__Task requirements__.
Tally the lines of the data that include the word "Diploma" and state the total, nothing else.

Data excerpts
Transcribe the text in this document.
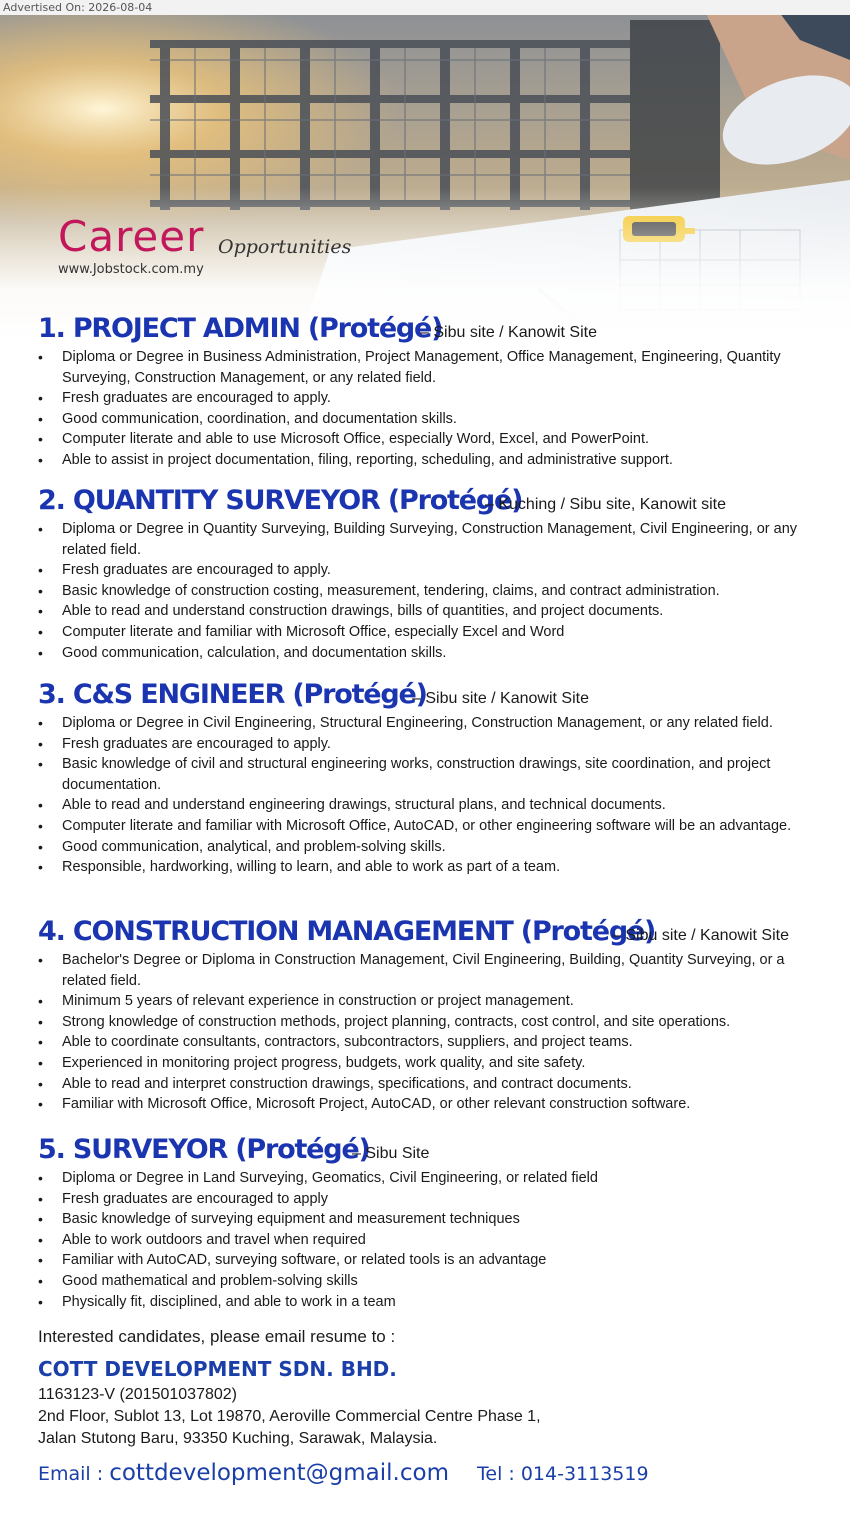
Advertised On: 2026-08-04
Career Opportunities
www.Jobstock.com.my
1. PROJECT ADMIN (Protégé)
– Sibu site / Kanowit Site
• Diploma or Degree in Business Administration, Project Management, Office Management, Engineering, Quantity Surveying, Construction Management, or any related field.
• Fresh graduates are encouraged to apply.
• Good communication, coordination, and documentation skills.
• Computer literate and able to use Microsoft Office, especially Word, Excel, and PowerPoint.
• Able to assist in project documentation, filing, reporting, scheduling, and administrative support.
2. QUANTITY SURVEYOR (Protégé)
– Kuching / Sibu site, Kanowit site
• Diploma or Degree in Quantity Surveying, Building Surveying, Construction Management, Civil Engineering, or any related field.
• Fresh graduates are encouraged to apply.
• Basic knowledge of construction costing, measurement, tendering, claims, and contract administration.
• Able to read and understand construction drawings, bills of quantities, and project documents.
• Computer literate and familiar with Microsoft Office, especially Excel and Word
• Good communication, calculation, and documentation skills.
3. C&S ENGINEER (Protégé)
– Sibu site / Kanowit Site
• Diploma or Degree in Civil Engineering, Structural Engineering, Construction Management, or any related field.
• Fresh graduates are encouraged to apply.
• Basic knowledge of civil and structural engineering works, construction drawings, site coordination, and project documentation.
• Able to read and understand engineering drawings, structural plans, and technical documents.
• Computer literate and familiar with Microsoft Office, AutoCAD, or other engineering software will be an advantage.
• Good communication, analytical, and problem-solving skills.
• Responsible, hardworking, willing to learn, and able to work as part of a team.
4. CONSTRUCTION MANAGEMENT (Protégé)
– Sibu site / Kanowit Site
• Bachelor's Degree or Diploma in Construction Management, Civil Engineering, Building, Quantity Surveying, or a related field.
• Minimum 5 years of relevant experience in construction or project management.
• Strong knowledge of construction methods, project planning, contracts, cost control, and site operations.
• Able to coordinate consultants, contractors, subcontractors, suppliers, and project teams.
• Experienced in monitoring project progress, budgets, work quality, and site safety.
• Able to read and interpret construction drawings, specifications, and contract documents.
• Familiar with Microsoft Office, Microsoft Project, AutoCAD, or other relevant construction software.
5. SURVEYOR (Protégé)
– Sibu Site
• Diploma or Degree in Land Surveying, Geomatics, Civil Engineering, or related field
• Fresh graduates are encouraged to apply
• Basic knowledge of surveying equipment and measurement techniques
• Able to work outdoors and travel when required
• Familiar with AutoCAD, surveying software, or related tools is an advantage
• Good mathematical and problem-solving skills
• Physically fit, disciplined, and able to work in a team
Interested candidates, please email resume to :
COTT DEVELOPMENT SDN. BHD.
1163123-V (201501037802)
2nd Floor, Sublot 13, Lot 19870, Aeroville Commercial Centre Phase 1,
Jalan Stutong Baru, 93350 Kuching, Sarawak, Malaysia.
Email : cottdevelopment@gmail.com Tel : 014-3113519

==

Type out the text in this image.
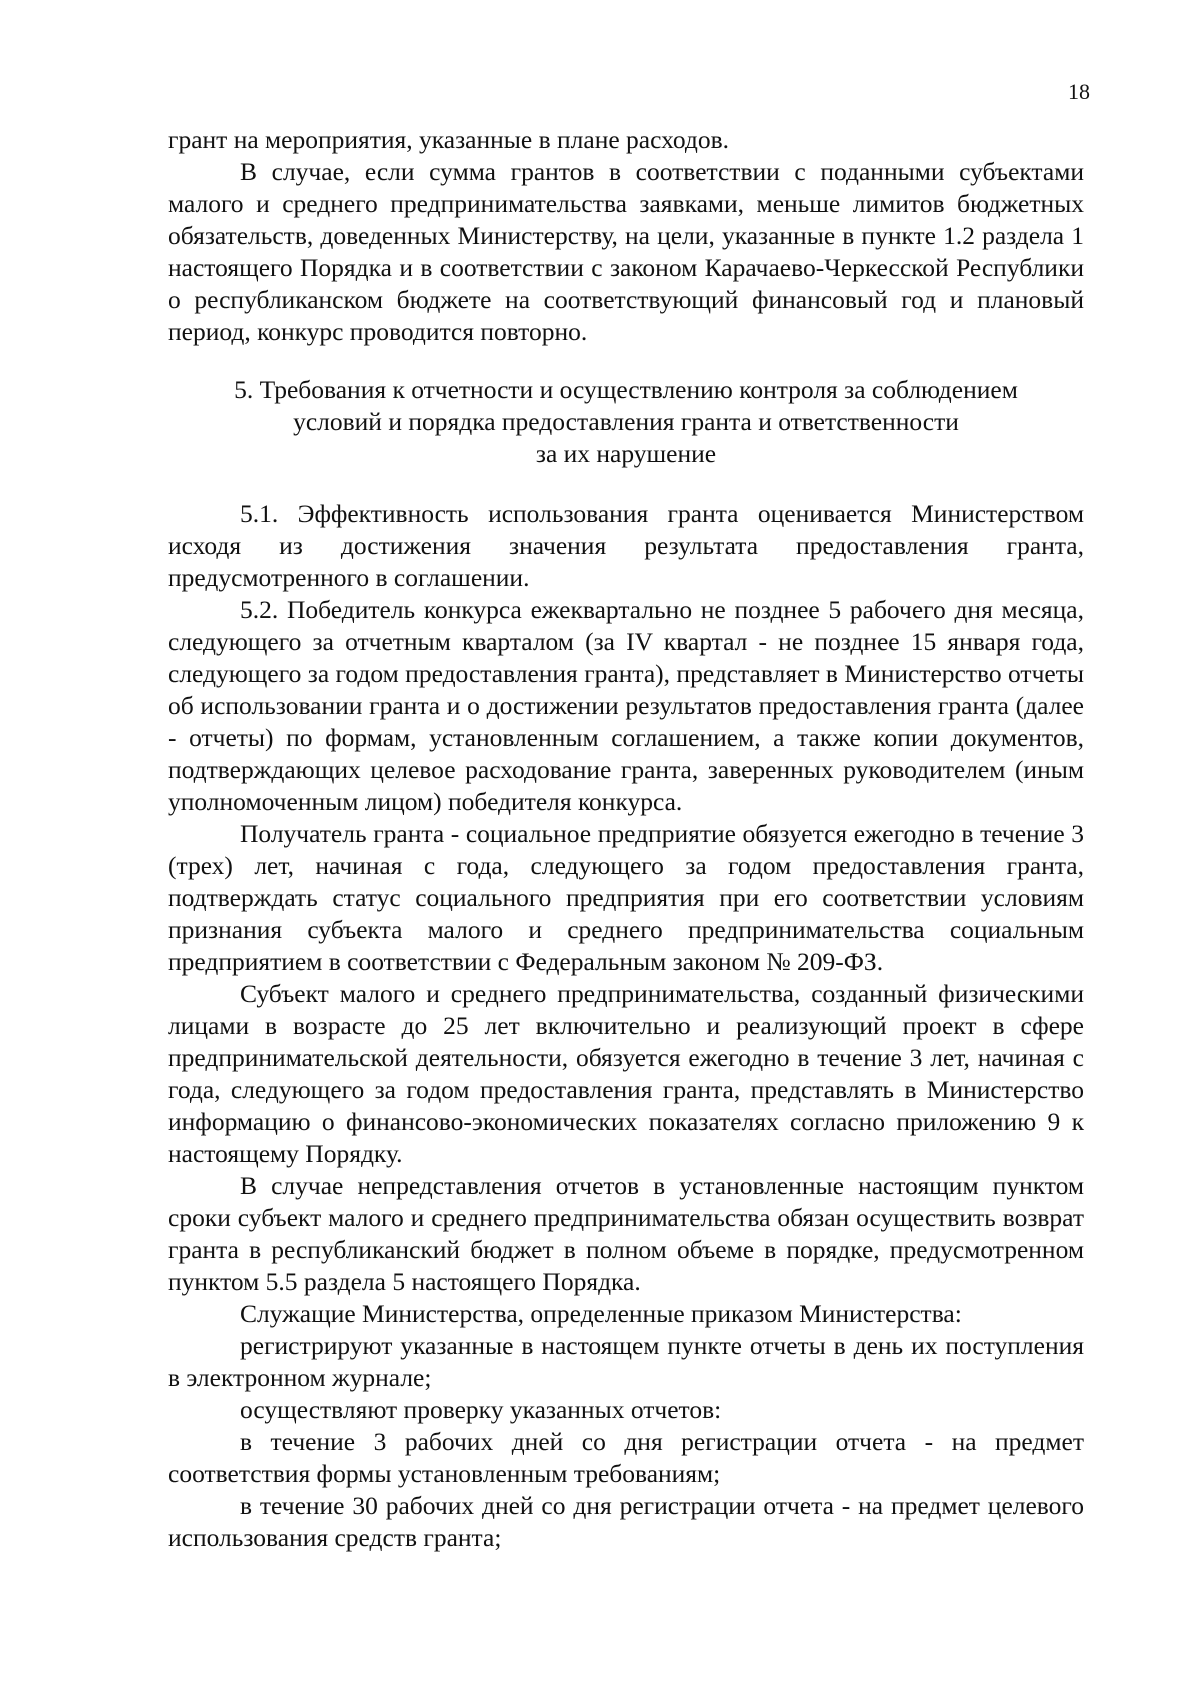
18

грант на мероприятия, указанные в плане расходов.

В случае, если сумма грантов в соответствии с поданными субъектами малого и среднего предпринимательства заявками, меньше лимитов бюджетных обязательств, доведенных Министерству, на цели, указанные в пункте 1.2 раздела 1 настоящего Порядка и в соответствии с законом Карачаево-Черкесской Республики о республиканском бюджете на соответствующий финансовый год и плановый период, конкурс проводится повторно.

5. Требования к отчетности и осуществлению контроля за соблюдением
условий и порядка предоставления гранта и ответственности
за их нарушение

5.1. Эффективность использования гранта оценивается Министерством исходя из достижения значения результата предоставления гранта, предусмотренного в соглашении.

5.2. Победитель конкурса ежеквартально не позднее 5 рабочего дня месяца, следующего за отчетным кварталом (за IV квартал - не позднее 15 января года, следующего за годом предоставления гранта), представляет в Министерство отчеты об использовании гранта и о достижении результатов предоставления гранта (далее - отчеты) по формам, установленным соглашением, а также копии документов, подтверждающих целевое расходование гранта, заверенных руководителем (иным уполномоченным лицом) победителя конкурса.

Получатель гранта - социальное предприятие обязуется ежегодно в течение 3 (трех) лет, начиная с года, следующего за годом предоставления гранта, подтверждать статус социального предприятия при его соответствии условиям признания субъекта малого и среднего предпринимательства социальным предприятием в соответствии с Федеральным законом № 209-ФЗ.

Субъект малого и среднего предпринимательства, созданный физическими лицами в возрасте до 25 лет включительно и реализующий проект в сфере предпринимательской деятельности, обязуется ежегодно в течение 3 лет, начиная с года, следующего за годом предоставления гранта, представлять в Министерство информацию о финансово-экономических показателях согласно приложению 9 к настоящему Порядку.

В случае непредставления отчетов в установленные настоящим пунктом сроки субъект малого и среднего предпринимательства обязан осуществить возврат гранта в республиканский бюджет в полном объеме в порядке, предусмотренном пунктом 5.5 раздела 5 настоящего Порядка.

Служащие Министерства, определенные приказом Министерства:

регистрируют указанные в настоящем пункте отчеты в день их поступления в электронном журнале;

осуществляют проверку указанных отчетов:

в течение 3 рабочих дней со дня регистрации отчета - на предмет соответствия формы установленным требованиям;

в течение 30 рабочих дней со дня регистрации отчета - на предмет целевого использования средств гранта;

__In response__.
5